- **Request**: Scan each line of the records for the word "Senadheera" and extract the ones that have it.

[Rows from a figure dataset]

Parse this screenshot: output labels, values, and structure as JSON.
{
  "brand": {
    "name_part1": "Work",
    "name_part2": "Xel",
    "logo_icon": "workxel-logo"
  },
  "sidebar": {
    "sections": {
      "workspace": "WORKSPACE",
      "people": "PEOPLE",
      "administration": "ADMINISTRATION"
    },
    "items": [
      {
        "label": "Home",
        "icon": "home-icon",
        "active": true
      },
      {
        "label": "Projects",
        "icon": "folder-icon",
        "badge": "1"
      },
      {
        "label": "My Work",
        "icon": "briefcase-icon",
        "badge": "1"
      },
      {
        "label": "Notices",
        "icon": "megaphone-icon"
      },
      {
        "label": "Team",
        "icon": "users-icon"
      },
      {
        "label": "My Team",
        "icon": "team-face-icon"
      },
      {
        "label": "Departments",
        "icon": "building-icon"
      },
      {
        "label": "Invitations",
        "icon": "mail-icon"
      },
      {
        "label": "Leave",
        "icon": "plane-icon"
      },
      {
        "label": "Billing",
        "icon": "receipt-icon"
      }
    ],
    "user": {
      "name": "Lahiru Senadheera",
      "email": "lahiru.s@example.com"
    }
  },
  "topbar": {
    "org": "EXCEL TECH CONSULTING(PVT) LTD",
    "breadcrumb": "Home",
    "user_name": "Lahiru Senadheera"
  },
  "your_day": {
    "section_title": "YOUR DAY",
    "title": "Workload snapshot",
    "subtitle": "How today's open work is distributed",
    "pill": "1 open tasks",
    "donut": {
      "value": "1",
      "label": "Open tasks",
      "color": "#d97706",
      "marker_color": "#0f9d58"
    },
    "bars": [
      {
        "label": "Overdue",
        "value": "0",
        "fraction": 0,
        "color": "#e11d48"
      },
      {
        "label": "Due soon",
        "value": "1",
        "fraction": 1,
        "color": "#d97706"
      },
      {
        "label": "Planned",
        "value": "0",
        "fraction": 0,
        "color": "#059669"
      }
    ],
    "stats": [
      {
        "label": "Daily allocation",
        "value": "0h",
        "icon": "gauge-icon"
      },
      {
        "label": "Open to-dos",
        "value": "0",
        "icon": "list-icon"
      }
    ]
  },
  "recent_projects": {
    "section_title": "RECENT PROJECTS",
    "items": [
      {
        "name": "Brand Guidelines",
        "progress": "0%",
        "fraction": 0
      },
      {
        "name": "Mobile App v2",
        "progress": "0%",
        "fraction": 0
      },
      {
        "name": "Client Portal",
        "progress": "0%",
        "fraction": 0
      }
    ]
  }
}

- **Answer**:
      "name": "Lahiru Senadheera",
    "user_name": "Lahiru Senadheera"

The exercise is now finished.